▶ DESCRIPTION OF THE TASK
For the data below, report the number of lines that contain the string "become" and nothing else.

Figure collection entries
○ ○ ○ ○ ○

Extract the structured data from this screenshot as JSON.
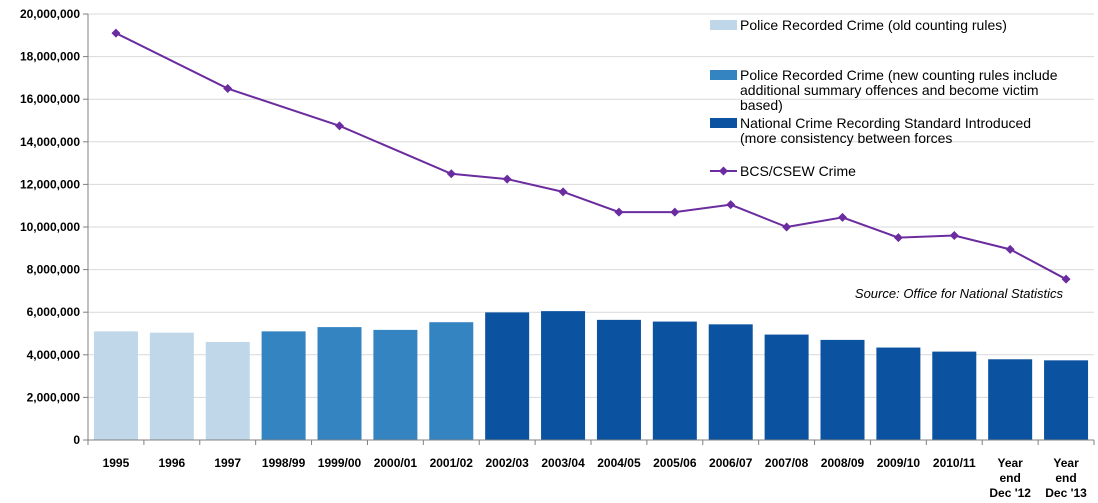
{
  "chart_data": {
    "type": "bar",
    "categories": [
      [
        "1995"
      ],
      [
        "1996"
      ],
      [
        "1997"
      ],
      [
        "1998/99"
      ],
      [
        "1999/00"
      ],
      [
        "2000/01"
      ],
      [
        "2001/02"
      ],
      [
        "2002/03"
      ],
      [
        "2003/04"
      ],
      [
        "2004/05"
      ],
      [
        "2005/06"
      ],
      [
        "2006/07"
      ],
      [
        "2007/08"
      ],
      [
        "2008/09"
      ],
      [
        "2009/10"
      ],
      [
        "2010/11"
      ],
      [
        "Year",
        "end",
        "Dec '12"
      ],
      [
        "Year",
        "end",
        "Dec '13"
      ]
    ],
    "ylim": [
      0,
      20000000
    ],
    "yticks": [
      0,
      2000000,
      4000000,
      6000000,
      8000000,
      10000000,
      12000000,
      14000000,
      16000000,
      18000000,
      20000000
    ],
    "ytick_labels": [
      "0",
      "2,000,000",
      "4,000,000",
      "6,000,000",
      "8,000,000",
      "10,000,000",
      "12,000,000",
      "14,000,000",
      "16,000,000",
      "18,000,000",
      "20,000,000"
    ],
    "grid": true,
    "legend_position": "top-right",
    "bar_series": [
      {
        "name": "Police Recorded Crime (old counting rules)",
        "name_lines": [
          "Police Recorded Crime (old counting rules)"
        ],
        "color": "#bfd7e8",
        "start": 0,
        "end": 2
      },
      {
        "name": "Police Recorded Crime (new counting rules include additional summary offences and become victim based)",
        "name_lines": [
          "Police Recorded Crime (new counting rules include",
          "additional summary offences and become victim",
          "based)"
        ],
        "color": "#3584c2",
        "start": 3,
        "end": 6
      },
      {
        "name": "National Crime Recording Standard Introduced (more consistency between forces",
        "name_lines": [
          "National Crime Recording Standard Introduced",
          "(more consistency between forces"
        ],
        "color": "#0b52a0",
        "start": 7,
        "end": 17
      }
    ],
    "bar_values": [
      5100000,
      5040000,
      4600000,
      5100000,
      5300000,
      5170000,
      5530000,
      5990000,
      6050000,
      5640000,
      5560000,
      5430000,
      4950000,
      4700000,
      4340000,
      4150000,
      3790000,
      3740000
    ],
    "line_series": {
      "name": "BCS/CSEW Crime",
      "name_lines": [
        "BCS/CSEW Crime"
      ],
      "color": "#6a2c9e",
      "values": [
        19100000,
        16500000,
        14750000,
        12500000,
        12250000,
        11650000,
        10700000,
        10700000,
        11050000,
        10000000,
        10450000,
        9500000,
        9600000,
        8950000,
        7550000
      ],
      "x_index": [
        0,
        2,
        4,
        6,
        7,
        8,
        9,
        10,
        11,
        12,
        13,
        14,
        15,
        16,
        17
      ]
    },
    "annotation": "Source: Office for National Statistics"
  }
}
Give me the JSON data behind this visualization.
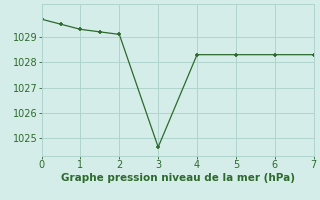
{
  "x": [
    0,
    0.5,
    1,
    1.5,
    2,
    3,
    4,
    5,
    6,
    7
  ],
  "y": [
    1029.7,
    1029.5,
    1029.3,
    1029.2,
    1029.1,
    1024.65,
    1028.3,
    1028.3,
    1028.3,
    1028.3
  ],
  "line_color": "#2d6a2d",
  "marker": "+",
  "bg_color": "#d5ede8",
  "grid_color": "#b0d4ce",
  "xlabel": "Graphe pression niveau de la mer (hPa)",
  "xlabel_color": "#2d6a2d",
  "xlabel_fontsize": 7.5,
  "xlim": [
    0,
    7
  ],
  "ylim": [
    1024.3,
    1030.3
  ],
  "yticks": [
    1025,
    1026,
    1027,
    1028,
    1029
  ],
  "xticks": [
    0,
    1,
    2,
    3,
    4,
    5,
    6,
    7
  ],
  "tick_color": "#2d6a2d",
  "tick_fontsize": 7
}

○ ○ ○ ○ ○

▶ FINISHED TASK
2